Directive
Extract the complete data exactly as given.

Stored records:
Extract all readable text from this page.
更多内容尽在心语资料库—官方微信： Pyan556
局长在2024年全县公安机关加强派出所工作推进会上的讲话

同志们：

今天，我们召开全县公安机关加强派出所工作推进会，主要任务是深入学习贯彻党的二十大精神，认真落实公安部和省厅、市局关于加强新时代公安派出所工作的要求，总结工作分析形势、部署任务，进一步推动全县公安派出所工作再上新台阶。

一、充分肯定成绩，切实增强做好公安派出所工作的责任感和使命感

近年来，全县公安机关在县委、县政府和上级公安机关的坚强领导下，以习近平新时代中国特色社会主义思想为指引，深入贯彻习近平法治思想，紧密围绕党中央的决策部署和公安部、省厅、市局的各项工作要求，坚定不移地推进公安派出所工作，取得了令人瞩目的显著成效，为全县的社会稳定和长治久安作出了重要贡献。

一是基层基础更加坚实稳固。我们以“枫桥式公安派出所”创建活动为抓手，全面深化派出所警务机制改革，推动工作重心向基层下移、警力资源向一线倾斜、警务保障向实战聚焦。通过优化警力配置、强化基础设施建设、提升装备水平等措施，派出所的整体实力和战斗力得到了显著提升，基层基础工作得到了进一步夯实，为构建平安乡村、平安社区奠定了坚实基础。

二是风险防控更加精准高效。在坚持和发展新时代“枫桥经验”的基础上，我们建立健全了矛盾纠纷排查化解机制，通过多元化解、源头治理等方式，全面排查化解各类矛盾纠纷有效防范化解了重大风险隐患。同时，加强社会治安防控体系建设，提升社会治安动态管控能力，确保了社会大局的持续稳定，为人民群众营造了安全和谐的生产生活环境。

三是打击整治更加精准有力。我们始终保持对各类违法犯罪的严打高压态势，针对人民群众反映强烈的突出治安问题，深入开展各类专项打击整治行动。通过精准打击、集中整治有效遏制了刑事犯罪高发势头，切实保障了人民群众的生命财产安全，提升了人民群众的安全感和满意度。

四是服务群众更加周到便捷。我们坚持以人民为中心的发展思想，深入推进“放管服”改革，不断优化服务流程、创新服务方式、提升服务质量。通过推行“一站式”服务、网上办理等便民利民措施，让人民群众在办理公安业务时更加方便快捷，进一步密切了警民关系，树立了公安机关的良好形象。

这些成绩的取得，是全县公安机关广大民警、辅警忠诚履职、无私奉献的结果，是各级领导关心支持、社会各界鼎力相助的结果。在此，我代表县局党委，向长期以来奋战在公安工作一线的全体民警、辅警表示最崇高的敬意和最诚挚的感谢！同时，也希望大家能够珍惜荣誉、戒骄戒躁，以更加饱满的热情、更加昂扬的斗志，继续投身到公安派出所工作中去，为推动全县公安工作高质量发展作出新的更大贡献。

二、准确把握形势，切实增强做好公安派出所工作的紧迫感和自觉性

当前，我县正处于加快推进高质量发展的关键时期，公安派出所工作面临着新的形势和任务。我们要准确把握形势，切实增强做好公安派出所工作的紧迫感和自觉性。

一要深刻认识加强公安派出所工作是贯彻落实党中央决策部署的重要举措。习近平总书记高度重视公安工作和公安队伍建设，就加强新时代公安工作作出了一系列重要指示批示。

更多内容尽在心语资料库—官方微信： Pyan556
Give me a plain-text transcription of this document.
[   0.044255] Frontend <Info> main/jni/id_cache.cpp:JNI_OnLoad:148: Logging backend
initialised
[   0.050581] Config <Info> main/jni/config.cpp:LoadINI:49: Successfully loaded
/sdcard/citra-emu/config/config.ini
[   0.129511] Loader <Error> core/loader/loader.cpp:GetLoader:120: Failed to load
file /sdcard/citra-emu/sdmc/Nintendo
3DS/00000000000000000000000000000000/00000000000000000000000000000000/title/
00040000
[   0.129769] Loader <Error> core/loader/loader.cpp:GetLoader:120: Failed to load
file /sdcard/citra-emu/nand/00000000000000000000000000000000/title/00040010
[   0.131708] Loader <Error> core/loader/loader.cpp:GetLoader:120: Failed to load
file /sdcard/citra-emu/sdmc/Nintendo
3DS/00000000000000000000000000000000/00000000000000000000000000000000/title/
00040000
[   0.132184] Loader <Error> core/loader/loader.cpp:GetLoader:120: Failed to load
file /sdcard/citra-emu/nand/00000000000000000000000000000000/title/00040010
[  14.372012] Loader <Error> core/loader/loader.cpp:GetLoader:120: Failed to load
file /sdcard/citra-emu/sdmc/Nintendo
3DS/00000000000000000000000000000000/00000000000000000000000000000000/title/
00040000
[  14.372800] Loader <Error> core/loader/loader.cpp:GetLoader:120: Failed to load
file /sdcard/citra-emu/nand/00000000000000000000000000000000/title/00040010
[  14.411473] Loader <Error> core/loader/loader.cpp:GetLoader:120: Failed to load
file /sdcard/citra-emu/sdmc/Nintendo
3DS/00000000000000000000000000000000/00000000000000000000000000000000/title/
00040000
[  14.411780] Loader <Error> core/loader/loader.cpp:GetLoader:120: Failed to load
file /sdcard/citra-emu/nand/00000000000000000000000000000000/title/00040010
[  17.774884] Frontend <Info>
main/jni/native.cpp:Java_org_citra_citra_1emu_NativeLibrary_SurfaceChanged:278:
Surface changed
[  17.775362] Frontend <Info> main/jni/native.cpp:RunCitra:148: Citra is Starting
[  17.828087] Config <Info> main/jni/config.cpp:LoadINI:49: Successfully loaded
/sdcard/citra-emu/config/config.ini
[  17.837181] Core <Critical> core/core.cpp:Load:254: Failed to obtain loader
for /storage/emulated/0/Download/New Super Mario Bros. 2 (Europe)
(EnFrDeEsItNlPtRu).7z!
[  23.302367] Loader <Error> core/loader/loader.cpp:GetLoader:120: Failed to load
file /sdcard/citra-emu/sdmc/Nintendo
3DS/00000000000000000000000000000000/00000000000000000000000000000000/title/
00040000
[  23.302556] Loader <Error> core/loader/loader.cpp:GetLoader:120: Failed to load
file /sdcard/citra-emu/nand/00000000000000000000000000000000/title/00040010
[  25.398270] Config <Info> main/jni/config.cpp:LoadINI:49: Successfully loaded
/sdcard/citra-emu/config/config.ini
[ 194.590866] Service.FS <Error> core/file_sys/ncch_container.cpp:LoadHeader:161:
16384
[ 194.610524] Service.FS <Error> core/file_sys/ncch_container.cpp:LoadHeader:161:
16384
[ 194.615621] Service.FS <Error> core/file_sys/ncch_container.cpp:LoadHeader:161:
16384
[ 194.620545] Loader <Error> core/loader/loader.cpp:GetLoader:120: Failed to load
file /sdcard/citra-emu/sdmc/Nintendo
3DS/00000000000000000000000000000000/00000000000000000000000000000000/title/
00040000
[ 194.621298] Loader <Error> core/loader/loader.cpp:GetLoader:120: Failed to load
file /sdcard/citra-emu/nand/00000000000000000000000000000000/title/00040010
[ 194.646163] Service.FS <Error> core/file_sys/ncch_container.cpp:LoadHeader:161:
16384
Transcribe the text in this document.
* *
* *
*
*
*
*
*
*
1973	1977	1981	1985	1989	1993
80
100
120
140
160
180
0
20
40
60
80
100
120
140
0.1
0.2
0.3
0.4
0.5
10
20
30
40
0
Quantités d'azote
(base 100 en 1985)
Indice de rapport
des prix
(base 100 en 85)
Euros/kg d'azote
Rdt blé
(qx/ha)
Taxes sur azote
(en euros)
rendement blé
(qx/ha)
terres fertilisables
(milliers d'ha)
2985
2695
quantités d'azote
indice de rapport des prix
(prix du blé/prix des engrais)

Full answer
Extract all readable text from this page.
更多内容尽在心语资料库—官方微信： Pyan556
局长在2024年全县公安机关加强派出所工作推进会上的讲话

同志们：

今天，我们召开全县公安机关加强派出所工作推进会，主要任务是深入学习贯彻党的二十大精神，认真落实公安部和省厅、市局关于加强新时代公安派出所工作的要求，总结工作分析形势、部署任务，进一步推动全县公安派出所工作再上新台阶。

一、充分肯定成绩，切实增强做好公安派出所工作的责任感和使命感

近年来，全县公安机关在县委、县政府和上级公安机关的坚强领导下，以习近平新时代中国特色社会主义思想为指引，深入贯彻习近平法治思想，紧密围绕党中央的决策部署和公安部、省厅、市局的各项工作要求，坚定不移地推进公安派出所工作，取得了令人瞩目的显著成效，为全县的社会稳定和长治久安作出了重要贡献。

一是基层基础更加坚实稳固。我们以“枫桥式公安派出所”创建活动为抓手，全面深化派出所警务机制改革，推动工作重心向基层下移、警力资源向一线倾斜、警务保障向实战聚焦。通过优化警力配置、强化基础设施建设、提升装备水平等措施，派出所的整体实力和战斗力得到了显著提升，基层基础工作得到了进一步夯实，为构建平安乡村、平安社区奠定了坚实基础。

二是风险防控更加精准高效。在坚持和发展新时代“枫桥经验”的基础上，我们建立健全了矛盾纠纷排查化解机制，通过多元化解、源头治理等方式，全面排查化解各类矛盾纠纷有效防范化解了重大风险隐患。同时，加强社会治安防控体系建设，提升社会治安动态管控能力，确保了社会大局的持续稳定，为人民群众营造了安全和谐的生产生活环境。

三是打击整治更加精准有力。我们始终保持对各类违法犯罪的严打高压态势，针对人民群众反映强烈的突出治安问题，深入开展各类专项打击整治行动。通过精准打击、集中整治有效遏制了刑事犯罪高发势头，切实保障了人民群众的生命财产安全，提升了人民群众的安全感和满意度。

四是服务群众更加周到便捷。我们坚持以人民为中心的发展思想，深入推进“放管服”改革，不断优化服务流程、创新服务方式、提升服务质量。通过推行“一站式”服务、网上办理等便民利民措施，让人民群众在办理公安业务时更加方便快捷，进一步密切了警民关系，树立了公安机关的良好形象。

这些成绩的取得，是全县公安机关广大民警、辅警忠诚履职、无私奉献的结果，是各级领导关心支持、社会各界鼎力相助的结果。在此，我代表县局党委，向长期以来奋战在公安工作一线的全体民警、辅警表示最崇高的敬意和最诚挚的感谢！同时，也希望大家能够珍惜荣誉、戒骄戒躁，以更加饱满的热情、更加昂扬的斗志，继续投身到公安派出所工作中去，为推动全县公安工作高质量发展作出新的更大贡献。

二、准确把握形势，切实增强做好公安派出所工作的紧迫感和自觉性

当前，我县正处于加快推进高质量发展的关键时期，公安派出所工作面临着新的形势和任务。我们要准确把握形势，切实增强做好公安派出所工作的紧迫感和自觉性。

一要深刻认识加强公安派出所工作是贯彻落实党中央决策部署的重要举措。习近平总书记高度重视公安工作和公安队伍建设，就加强新时代公安工作作出了一系列重要指示批示。

更多内容尽在心语资料库—官方微信： Pyan556
Give me a plain-text transcription of this document.
[   0.044255] Frontend <Info> main/jni/id_cache.cpp:JNI_OnLoad:148: Logging backend
initialised
[   0.050581] Config <Info> main/jni/config.cpp:LoadINI:49: Successfully loaded
/sdcard/citra-emu/config/config.ini
[   0.129511] Loader <Error> core/loader/loader.cpp:GetLoader:120: Failed to load
file /sdcard/citra-emu/sdmc/Nintendo
3DS/00000000000000000000000000000000/00000000000000000000000000000000/title/
00040000
[   0.129769] Loader <Error> core/loader/loader.cpp:GetLoader:120: Failed to load
file /sdcard/citra-emu/nand/00000000000000000000000000000000/title/00040010
[   0.131708] Loader <Error> core/loader/loader.cpp:GetLoader:120: Failed to load
file /sdcard/citra-emu/sdmc/Nintendo
3DS/00000000000000000000000000000000/00000000000000000000000000000000/title/
00040000
[   0.132184] Loader <Error> core/loader/loader.cpp:GetLoader:120: Failed to load
file /sdcard/citra-emu/nand/00000000000000000000000000000000/title/00040010
[  14.372012] Loader <Error> core/loader/loader.cpp:GetLoader:120: Failed to load
file /sdcard/citra-emu/sdmc/Nintendo
3DS/00000000000000000000000000000000/00000000000000000000000000000000/title/
00040000
[  14.372800] Loader <Error> core/loader/loader.cpp:GetLoader:120: Failed to load
file /sdcard/citra-emu/nand/00000000000000000000000000000000/title/00040010
[  14.411473] Loader <Error> core/loader/loader.cpp:GetLoader:120: Failed to load
file /sdcard/citra-emu/sdmc/Nintendo
3DS/00000000000000000000000000000000/00000000000000000000000000000000/title/
00040000
[  14.411780] Loader <Error> core/loader/loader.cpp:GetLoader:120: Failed to load
file /sdcard/citra-emu/nand/00000000000000000000000000000000/title/00040010
[  17.774884] Frontend <Info>
main/jni/native.cpp:Java_org_citra_citra_1emu_NativeLibrary_SurfaceChanged:278:
Surface changed
[  17.775362] Frontend <Info> main/jni/native.cpp:RunCitra:148: Citra is Starting
[  17.828087] Config <Info> main/jni/config.cpp:LoadINI:49: Successfully loaded
/sdcard/citra-emu/config/config.ini
[  17.837181] Core <Critical> core/core.cpp:Load:254: Failed to obtain loader
for /storage/emulated/0/Download/New Super Mario Bros. 2 (Europe)
(EnFrDeEsItNlPtRu).7z!
[  23.302367] Loader <Error> core/loader/loader.cpp:GetLoader:120: Failed to load
file /sdcard/citra-emu/sdmc/Nintendo
3DS/00000000000000000000000000000000/00000000000000000000000000000000/title/
00040000
[  23.302556] Loader <Error> core/loader/loader.cpp:GetLoader:120: Failed to load
file /sdcard/citra-emu/nand/00000000000000000000000000000000/title/00040010
[  25.398270] Config <Info> main/jni/config.cpp:LoadINI:49: Successfully loaded
/sdcard/citra-emu/config/config.ini
[ 194.590866] Service.FS <Error> core/file_sys/ncch_container.cpp:LoadHeader:161:
16384
[ 194.610524] Service.FS <Error> core/file_sys/ncch_container.cpp:LoadHeader:161:
16384
[ 194.615621] Service.FS <Error> core/file_sys/ncch_container.cpp:LoadHeader:161:
16384
[ 194.620545] Loader <Error> core/loader/loader.cpp:GetLoader:120: Failed to load
file /sdcard/citra-emu/sdmc/Nintendo
3DS/00000000000000000000000000000000/00000000000000000000000000000000/title/
00040000
[ 194.621298] Loader <Error> core/loader/loader.cpp:GetLoader:120: Failed to load
file /sdcard/citra-emu/nand/00000000000000000000000000000000/title/00040010
[ 194.646163] Service.FS <Error> core/file_sys/ncch_container.cpp:LoadHeader:161:
16384
Transcribe the text in this document.
* *
* *
*
*
*
*
*
*
1973	1977	1981	1985	1989	1993
80
100
120
140
160
180
0
20
40
60
80
100
120
140
0.1
0.2
0.3
0.4
0.5
10
20
30
40
0
Quantités d'azote
(base 100 en 1985)
Indice de rapport
des prix
(base 100 en 85)
Euros/kg d'azote
Rdt blé
(qx/ha)
Taxes sur azote
(en euros)
rendement blé
(qx/ha)
terres fertilisables
(milliers d'ha)
2985
2695
quantités d'azote
indice de rapport des prix
(prix du blé/prix des engrais)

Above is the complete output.